RECORD LIST:
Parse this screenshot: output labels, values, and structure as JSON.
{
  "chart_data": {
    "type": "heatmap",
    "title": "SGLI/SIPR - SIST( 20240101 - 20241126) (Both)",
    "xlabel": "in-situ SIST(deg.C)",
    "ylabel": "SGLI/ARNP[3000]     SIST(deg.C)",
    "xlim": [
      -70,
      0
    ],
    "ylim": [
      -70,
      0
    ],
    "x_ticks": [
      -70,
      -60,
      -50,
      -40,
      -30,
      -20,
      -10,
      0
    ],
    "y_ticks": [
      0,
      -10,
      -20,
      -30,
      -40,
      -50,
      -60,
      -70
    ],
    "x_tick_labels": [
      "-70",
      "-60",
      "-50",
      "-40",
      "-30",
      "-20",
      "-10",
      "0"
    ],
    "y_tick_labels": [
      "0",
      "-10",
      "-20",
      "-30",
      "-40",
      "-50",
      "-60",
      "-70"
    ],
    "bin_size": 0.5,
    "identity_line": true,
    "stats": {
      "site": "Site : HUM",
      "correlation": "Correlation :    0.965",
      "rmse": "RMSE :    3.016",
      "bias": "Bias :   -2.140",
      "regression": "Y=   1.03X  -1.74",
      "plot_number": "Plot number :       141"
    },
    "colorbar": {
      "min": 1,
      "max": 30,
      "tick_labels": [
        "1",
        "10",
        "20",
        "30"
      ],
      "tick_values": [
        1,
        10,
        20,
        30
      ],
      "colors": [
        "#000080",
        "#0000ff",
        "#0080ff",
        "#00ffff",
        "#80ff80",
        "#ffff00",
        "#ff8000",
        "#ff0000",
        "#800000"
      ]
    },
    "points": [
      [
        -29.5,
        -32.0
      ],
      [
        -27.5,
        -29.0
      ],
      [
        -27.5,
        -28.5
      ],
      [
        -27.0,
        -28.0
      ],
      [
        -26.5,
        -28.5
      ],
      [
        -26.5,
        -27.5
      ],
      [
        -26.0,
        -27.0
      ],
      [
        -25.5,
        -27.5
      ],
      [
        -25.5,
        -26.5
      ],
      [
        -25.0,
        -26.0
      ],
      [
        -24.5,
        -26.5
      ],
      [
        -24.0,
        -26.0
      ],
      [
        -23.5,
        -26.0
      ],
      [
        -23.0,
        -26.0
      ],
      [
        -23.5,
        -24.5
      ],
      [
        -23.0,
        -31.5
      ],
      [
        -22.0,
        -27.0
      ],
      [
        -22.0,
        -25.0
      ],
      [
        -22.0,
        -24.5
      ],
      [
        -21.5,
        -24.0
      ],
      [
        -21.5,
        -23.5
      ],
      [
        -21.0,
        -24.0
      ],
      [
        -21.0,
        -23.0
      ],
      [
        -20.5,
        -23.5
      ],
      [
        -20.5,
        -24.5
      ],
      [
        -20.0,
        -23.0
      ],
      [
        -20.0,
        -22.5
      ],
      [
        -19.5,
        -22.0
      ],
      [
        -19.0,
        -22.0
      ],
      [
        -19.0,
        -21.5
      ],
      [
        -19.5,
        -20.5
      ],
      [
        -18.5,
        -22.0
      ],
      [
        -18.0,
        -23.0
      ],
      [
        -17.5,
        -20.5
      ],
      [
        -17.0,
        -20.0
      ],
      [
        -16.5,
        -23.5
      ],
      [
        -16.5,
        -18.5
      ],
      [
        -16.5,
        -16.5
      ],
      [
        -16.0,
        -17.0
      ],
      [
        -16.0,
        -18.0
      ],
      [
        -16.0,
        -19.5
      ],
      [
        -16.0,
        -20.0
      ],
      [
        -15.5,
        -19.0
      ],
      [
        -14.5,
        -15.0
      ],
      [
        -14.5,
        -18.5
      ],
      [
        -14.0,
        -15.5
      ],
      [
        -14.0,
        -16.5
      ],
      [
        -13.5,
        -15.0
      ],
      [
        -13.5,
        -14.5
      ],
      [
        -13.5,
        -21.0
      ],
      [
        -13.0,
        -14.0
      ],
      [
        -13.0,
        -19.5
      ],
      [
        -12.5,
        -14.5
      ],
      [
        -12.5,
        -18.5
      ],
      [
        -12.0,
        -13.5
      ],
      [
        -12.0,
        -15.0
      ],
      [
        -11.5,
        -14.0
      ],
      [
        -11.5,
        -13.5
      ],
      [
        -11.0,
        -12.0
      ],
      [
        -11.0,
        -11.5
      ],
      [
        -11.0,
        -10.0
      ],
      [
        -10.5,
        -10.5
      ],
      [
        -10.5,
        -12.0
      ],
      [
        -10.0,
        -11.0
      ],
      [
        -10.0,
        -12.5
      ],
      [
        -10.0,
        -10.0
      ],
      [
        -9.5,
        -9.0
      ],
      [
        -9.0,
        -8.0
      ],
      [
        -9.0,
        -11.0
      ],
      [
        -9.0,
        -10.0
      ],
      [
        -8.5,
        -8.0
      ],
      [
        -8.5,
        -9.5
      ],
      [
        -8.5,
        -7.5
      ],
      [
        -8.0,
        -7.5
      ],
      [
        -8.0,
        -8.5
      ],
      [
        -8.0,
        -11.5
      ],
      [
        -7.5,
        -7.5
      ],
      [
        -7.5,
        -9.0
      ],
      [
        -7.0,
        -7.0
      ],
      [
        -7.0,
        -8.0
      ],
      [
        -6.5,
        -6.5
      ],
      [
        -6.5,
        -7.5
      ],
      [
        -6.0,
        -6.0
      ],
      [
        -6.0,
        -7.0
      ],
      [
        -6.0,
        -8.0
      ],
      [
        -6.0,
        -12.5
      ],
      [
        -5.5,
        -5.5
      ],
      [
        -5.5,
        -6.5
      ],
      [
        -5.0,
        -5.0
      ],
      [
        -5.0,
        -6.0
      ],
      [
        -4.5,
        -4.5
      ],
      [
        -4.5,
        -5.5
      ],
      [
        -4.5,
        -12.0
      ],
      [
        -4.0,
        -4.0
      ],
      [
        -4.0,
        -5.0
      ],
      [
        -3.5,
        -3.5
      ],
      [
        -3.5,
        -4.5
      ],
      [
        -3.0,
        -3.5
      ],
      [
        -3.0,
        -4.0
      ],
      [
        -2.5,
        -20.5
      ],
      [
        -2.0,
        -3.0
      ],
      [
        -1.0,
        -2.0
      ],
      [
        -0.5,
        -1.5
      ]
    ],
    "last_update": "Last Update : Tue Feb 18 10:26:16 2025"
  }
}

---

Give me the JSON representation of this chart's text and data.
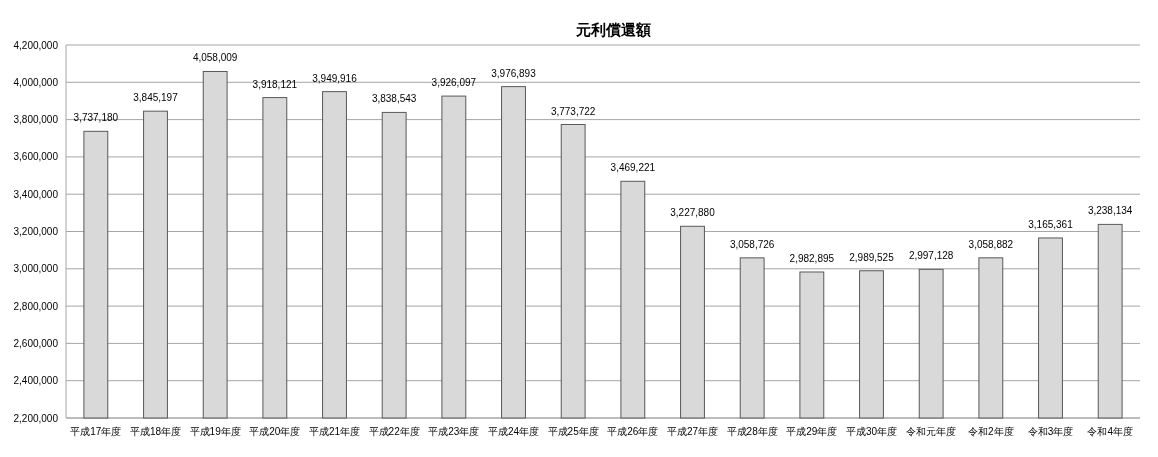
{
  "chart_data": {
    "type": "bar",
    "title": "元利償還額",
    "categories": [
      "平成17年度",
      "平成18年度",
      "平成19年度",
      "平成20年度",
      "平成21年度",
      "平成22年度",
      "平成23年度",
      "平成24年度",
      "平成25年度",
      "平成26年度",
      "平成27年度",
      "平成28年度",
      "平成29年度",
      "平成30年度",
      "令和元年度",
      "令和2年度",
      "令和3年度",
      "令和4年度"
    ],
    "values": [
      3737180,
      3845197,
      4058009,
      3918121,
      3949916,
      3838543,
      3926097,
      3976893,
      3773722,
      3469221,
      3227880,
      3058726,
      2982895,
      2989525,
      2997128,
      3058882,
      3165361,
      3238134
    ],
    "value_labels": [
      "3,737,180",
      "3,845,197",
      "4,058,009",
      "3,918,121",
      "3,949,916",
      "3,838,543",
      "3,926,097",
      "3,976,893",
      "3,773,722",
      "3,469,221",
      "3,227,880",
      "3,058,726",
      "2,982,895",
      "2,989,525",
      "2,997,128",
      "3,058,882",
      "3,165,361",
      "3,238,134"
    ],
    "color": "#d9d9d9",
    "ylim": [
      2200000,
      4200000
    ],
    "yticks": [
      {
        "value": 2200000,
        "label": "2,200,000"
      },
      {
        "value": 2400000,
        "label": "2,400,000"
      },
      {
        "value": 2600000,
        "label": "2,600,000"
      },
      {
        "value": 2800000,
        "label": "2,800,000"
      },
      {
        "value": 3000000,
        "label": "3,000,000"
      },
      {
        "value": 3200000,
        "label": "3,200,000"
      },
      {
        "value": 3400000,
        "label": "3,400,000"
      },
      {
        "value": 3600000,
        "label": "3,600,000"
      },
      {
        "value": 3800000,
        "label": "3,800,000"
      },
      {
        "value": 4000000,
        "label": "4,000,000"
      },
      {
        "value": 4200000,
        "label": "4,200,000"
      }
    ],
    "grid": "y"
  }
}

WHAT YOU WILL DO: Figure out how many lines above include the string "title", then report that number and nothing else.

RESULT OF THIS TASK: 2